## Start RECORDS SUPPLIED

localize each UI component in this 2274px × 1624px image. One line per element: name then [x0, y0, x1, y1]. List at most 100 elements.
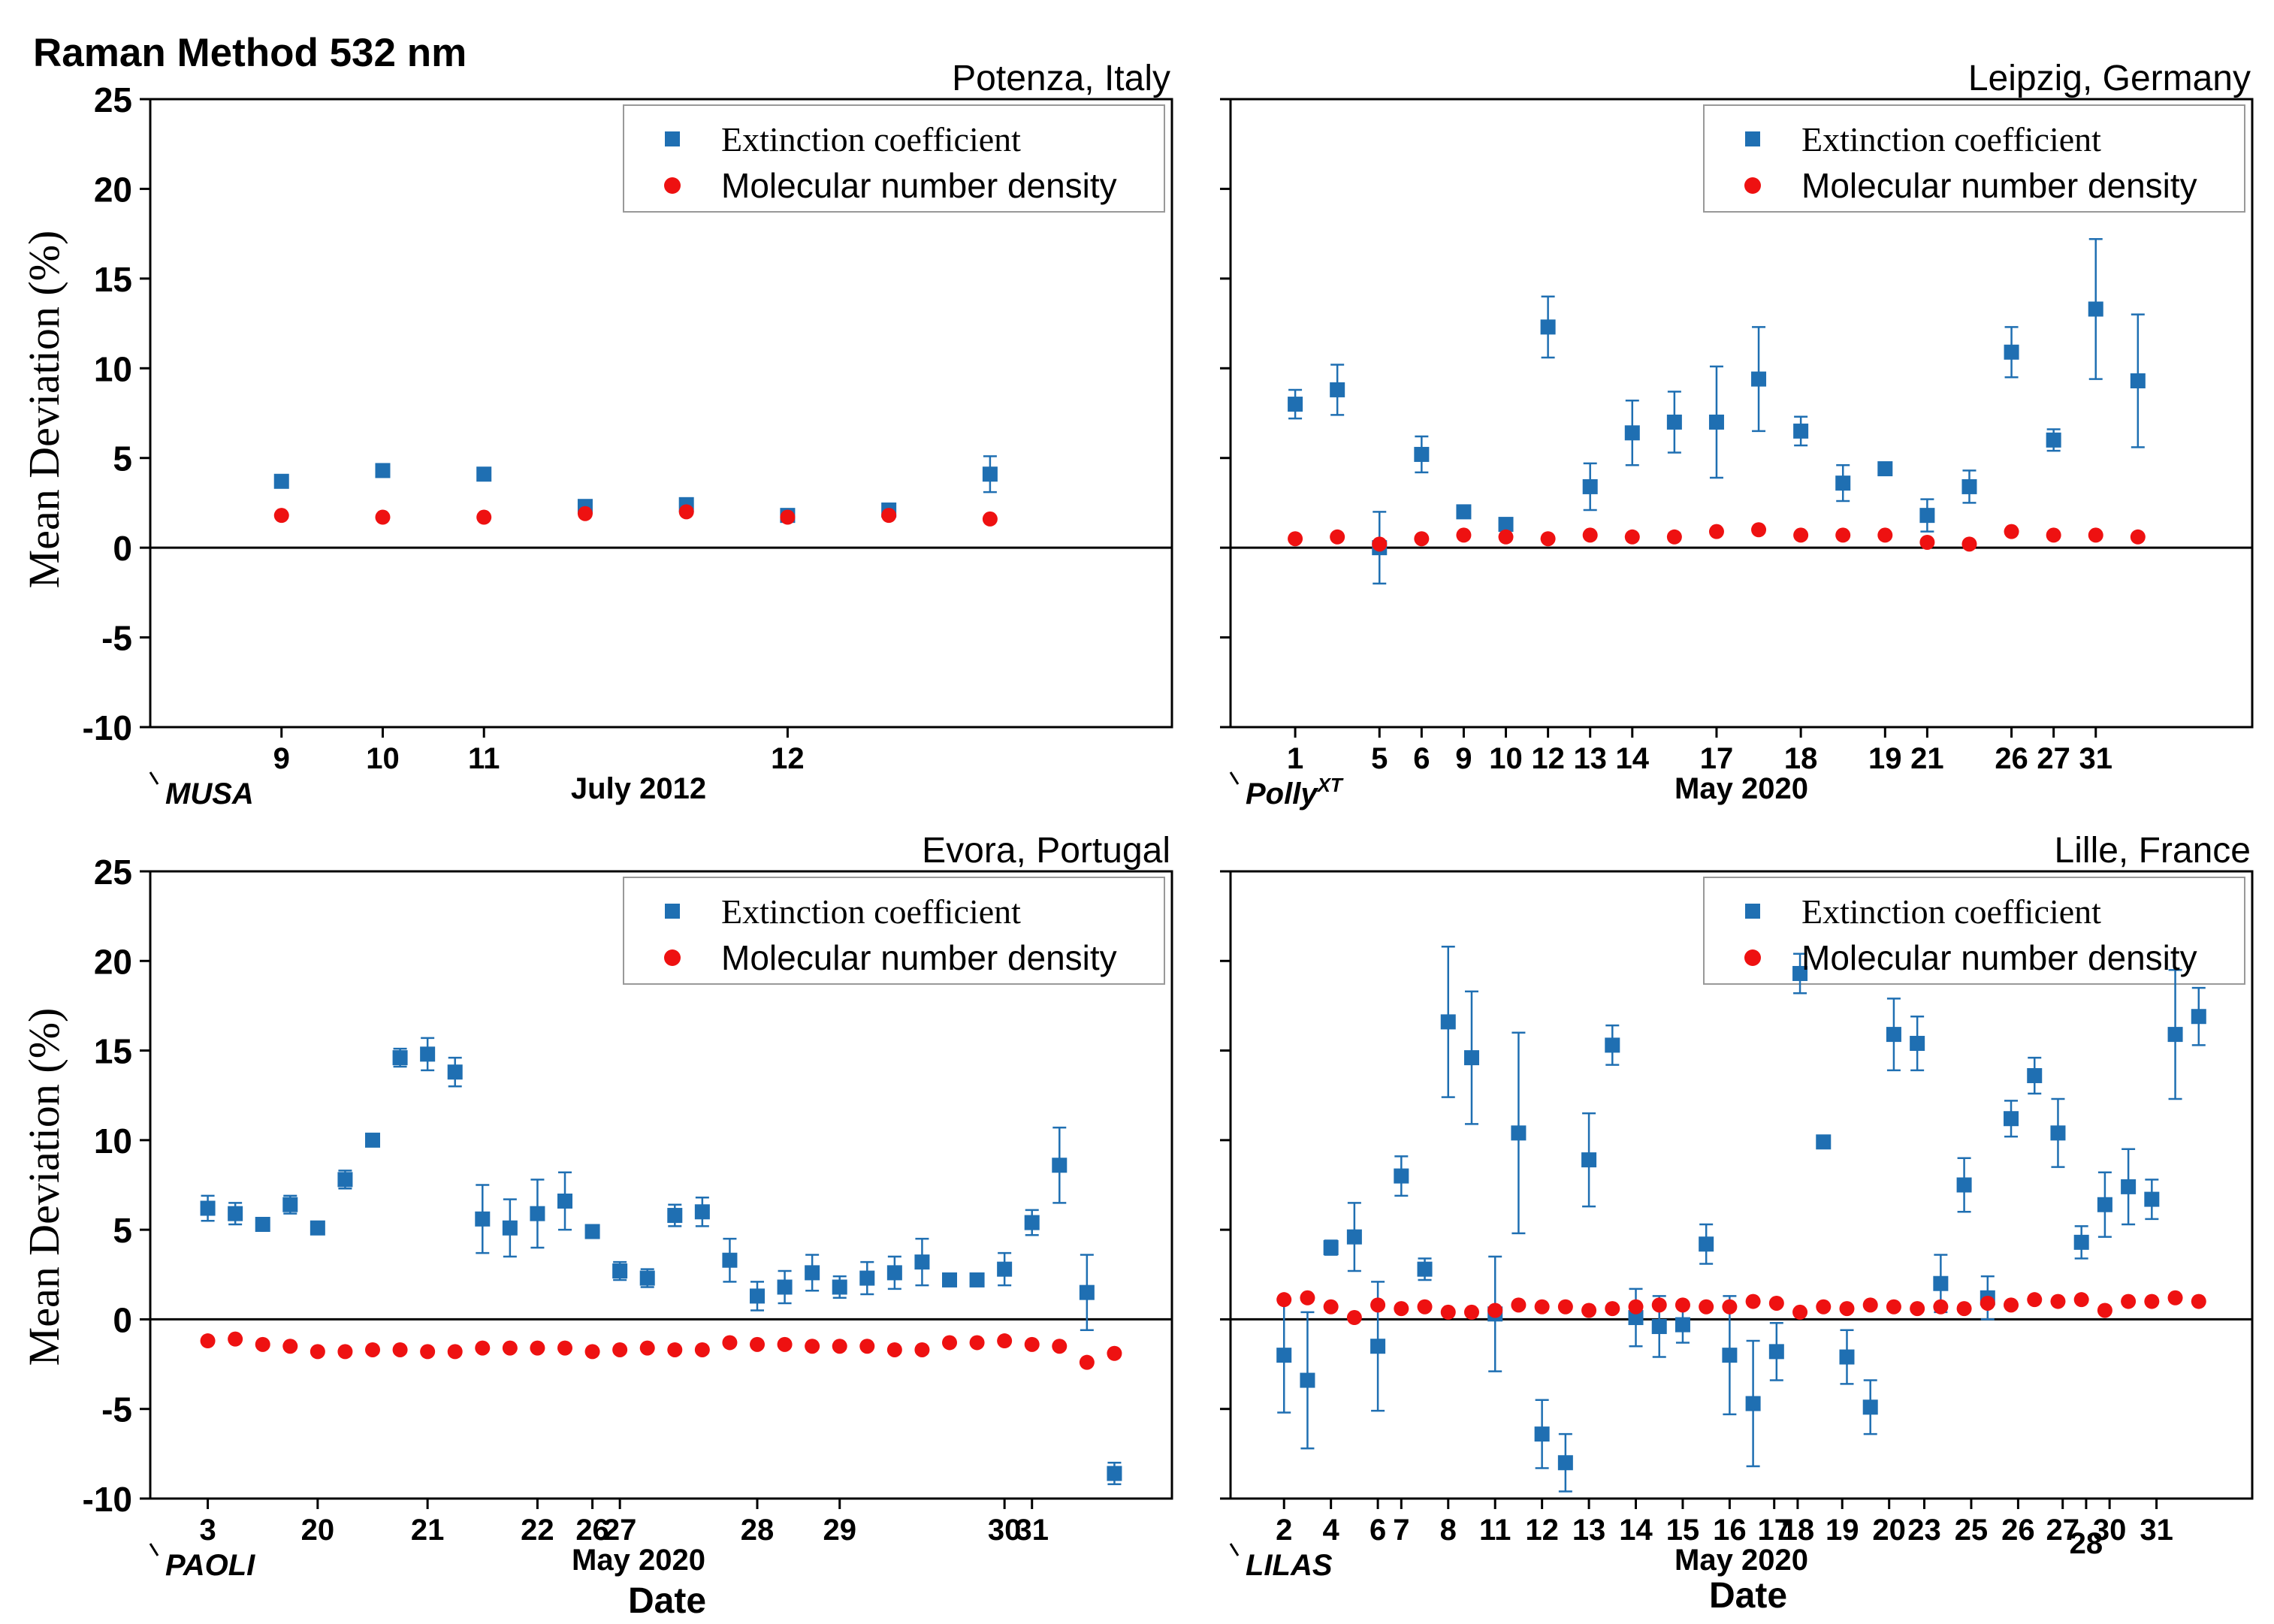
- data-point-circle: [942, 1335, 957, 1351]
- x-tick-label: 14: [1619, 1514, 1653, 1547]
- legend-marker-square: [665, 904, 680, 919]
- data-point-circle: [750, 1336, 765, 1352]
- data-point-circle: [805, 1339, 820, 1354]
- data-point-square: [2167, 1027, 2183, 1043]
- data-point-circle: [1666, 529, 1682, 545]
- data-point-circle: [1792, 1304, 1808, 1320]
- data-point-square: [612, 1263, 628, 1279]
- data-point-circle: [1581, 1303, 1597, 1318]
- data-point-circle: [1582, 527, 1598, 543]
- data-point-circle: [584, 1344, 600, 1360]
- data-point-square: [1300, 1372, 1315, 1388]
- data-point-square: [1052, 1158, 1068, 1173]
- data-point-square: [1961, 478, 1977, 494]
- legend-label: Molecular number density: [721, 938, 1117, 977]
- data-point-circle: [502, 1340, 518, 1356]
- data-point-circle: [2027, 1292, 2043, 1308]
- legend-marker-square: [1745, 131, 1760, 146]
- series-extinction: [1276, 945, 2206, 1493]
- x-tick-label: 19: [1868, 742, 1902, 775]
- instrument-superscript: XT: [1316, 774, 1344, 796]
- ylabel-bottom: Mean Deviation (%): [20, 1008, 68, 1366]
- data-point-circle: [1276, 1292, 1292, 1308]
- data-point-circle: [1745, 1293, 1761, 1309]
- x-tick-label: 28: [2070, 1527, 2103, 1560]
- data-point-circle: [1816, 1299, 1832, 1315]
- panel-title: Potenza, Italy: [952, 59, 1170, 98]
- data-point-circle: [577, 506, 593, 521]
- x-tick-label: 12: [1531, 742, 1565, 775]
- data-point-square: [2121, 1179, 2137, 1194]
- data-point-square: [886, 1265, 902, 1281]
- legend-label: Molecular number density: [721, 166, 1117, 205]
- data-point-square: [475, 1211, 491, 1227]
- legend-marker-circle: [664, 949, 681, 966]
- data-point-circle: [1370, 1297, 1386, 1313]
- data-point-square: [750, 1288, 765, 1304]
- y-tick-label: -5: [101, 619, 132, 658]
- x-tick-label: 26: [2001, 1514, 2035, 1547]
- data-point-circle: [1346, 1310, 1362, 1326]
- data-point-circle: [1919, 534, 1935, 550]
- series-molecular: [1276, 1290, 2206, 1326]
- y-tick-label: 10: [94, 1121, 132, 1161]
- data-point-square: [310, 1220, 325, 1236]
- data-point-square: [1581, 1152, 1597, 1168]
- instrument-label: MUSA: [165, 777, 254, 810]
- data-point-circle: [2088, 527, 2103, 543]
- data-point-circle: [1751, 522, 1767, 538]
- x-tick-label: 31: [2079, 742, 2112, 775]
- figure-title: Raman Method 532 nm: [33, 31, 467, 75]
- data-point-circle: [310, 1344, 325, 1360]
- data-point-square: [282, 1197, 298, 1212]
- data-point-circle: [694, 1342, 710, 1357]
- legend-marker-circle: [664, 177, 681, 194]
- x-tick-label: 23: [1907, 1514, 1941, 1547]
- data-point-square: [1534, 1426, 1550, 1442]
- y-tick-label: 5: [113, 1211, 132, 1250]
- data-point-circle: [273, 508, 289, 524]
- data-point-circle: [200, 1333, 216, 1349]
- x-tick-label: 27: [2037, 742, 2070, 775]
- legend-label: Molecular number density: [1801, 938, 2197, 977]
- data-point-square: [2004, 1111, 2019, 1127]
- y-tick-label: 20: [94, 170, 132, 209]
- xlabel-bottom-right: Date: [1709, 1576, 1787, 1616]
- data-point-circle: [2004, 524, 2019, 539]
- data-point-square: [1675, 1317, 1690, 1333]
- data-point-circle: [557, 1340, 572, 1356]
- data-point-circle: [1980, 1295, 1995, 1311]
- data-point-square: [2004, 344, 2019, 360]
- data-point-square: [1107, 1466, 1122, 1481]
- data-point-square: [1624, 425, 1640, 441]
- instrument-label: PAOLI: [165, 1549, 255, 1582]
- data-point-square: [1414, 446, 1430, 462]
- data-point-circle: [1699, 1299, 1714, 1315]
- data-point-square: [1751, 371, 1767, 387]
- y-tick-label: 10: [94, 349, 132, 388]
- y-tick-label: 5: [113, 439, 132, 478]
- x-tick-label: 13: [1573, 742, 1607, 775]
- data-point-circle: [1540, 531, 1556, 547]
- x-tick-label: 21: [411, 1514, 445, 1547]
- data-point-square: [365, 1132, 380, 1148]
- data-point-circle: [2130, 529, 2146, 545]
- data-point-circle: [859, 1339, 875, 1354]
- data-point-circle: [2121, 1293, 2137, 1309]
- data-point-square: [557, 1193, 572, 1209]
- x-tick-label: 3: [199, 1514, 216, 1547]
- data-point-square: [1540, 319, 1556, 335]
- data-point-square: [1699, 1236, 1714, 1252]
- y-tick-label: 20: [94, 942, 132, 981]
- data-point-square: [1511, 1125, 1527, 1141]
- x-tick-label: 21: [1910, 742, 1944, 775]
- x-tick-label: 2: [1276, 1514, 1292, 1547]
- data-point-circle: [2097, 1303, 2112, 1318]
- data-point-circle: [832, 1339, 847, 1354]
- data-point-circle: [982, 511, 998, 527]
- data-point-square: [694, 1204, 710, 1220]
- data-point-square: [1816, 1134, 1832, 1150]
- data-point-square: [1835, 475, 1851, 491]
- data-point-square: [1463, 1050, 1479, 1066]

## End RECORDS SUPPLIED

**GIVEN PROBLEM**
Which lines in the entries above contain the string "marker", matching case exactly? Identify each one and copy it in full.

**OUTPUT BELOW**
- legend-marker-square: [665, 904, 680, 919]
- legend-marker-square: [1745, 131, 1760, 146]
- legend-marker-circle: [664, 949, 681, 966]
- legend-marker-circle: [664, 177, 681, 194]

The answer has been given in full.